> _The exercise_
Spot each line in the records below where the word "chevron" occurs, then copy it.
-- START OF Information supplied --
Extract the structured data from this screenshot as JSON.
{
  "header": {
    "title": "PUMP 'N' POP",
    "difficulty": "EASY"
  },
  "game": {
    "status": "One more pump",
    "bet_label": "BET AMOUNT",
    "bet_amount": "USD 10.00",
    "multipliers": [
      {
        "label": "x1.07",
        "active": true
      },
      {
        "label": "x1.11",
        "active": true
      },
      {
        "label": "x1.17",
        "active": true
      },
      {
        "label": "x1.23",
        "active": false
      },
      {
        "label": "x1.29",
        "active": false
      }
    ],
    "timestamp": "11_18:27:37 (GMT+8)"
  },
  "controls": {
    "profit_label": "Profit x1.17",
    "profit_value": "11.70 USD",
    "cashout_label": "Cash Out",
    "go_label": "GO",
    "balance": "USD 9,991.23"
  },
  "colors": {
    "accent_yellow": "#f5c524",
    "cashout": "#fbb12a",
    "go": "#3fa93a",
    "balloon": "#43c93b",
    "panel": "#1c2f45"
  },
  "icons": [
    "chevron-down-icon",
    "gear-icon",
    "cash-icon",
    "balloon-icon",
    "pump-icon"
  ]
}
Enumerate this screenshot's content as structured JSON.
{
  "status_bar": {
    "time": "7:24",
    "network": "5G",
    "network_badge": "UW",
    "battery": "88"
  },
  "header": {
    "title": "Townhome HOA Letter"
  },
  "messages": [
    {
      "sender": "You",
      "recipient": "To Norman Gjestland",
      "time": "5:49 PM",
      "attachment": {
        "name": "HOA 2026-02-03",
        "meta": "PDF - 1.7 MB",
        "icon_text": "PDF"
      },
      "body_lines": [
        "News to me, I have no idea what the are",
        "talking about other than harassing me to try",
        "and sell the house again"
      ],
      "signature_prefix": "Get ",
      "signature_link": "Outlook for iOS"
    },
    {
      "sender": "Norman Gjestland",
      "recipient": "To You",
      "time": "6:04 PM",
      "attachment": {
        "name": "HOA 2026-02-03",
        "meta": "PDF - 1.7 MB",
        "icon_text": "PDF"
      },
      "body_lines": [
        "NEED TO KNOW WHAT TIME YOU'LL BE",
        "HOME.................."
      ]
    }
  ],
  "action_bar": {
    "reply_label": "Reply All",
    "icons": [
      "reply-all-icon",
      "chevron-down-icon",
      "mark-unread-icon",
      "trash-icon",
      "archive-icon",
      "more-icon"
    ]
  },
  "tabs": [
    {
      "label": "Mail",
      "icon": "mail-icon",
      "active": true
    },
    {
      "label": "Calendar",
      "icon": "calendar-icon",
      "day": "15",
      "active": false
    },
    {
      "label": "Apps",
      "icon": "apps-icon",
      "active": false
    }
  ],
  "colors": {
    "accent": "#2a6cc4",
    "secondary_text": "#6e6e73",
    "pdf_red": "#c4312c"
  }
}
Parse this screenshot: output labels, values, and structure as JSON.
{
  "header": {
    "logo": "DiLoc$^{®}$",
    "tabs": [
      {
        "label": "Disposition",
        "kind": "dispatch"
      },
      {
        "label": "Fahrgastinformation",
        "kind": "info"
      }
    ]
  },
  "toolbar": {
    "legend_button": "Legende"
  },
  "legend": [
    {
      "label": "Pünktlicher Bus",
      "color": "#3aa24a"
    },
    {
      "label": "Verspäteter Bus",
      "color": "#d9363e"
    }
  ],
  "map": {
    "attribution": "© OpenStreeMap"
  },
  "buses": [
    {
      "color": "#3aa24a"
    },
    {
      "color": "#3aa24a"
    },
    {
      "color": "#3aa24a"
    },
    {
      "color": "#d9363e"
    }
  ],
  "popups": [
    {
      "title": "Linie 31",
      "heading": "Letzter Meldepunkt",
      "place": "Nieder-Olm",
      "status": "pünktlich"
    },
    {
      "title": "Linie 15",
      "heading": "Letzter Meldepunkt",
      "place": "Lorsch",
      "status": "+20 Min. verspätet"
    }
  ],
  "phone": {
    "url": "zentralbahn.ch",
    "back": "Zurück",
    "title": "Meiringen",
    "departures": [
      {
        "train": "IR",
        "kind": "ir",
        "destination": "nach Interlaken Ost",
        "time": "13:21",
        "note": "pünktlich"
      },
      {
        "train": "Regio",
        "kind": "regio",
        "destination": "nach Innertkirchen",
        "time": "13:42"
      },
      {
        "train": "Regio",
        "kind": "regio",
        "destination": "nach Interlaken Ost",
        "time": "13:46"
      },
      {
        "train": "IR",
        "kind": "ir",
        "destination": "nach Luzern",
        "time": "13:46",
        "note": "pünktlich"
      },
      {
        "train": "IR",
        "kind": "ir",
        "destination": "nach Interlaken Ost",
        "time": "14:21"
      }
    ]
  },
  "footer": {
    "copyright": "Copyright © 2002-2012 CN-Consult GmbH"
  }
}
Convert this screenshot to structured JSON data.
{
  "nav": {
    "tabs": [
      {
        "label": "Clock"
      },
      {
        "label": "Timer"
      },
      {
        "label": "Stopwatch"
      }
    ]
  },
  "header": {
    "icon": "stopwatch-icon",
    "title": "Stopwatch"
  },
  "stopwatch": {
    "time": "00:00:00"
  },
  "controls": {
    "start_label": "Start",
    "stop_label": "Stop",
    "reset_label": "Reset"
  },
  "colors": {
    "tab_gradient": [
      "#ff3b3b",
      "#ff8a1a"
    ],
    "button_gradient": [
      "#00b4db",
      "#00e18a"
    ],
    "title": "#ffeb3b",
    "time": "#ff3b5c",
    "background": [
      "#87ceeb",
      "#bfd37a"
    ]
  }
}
-- END OF Information supplied --
> _Output for this exercise_
    "chevron-down-icon",
      "chevron-down-icon",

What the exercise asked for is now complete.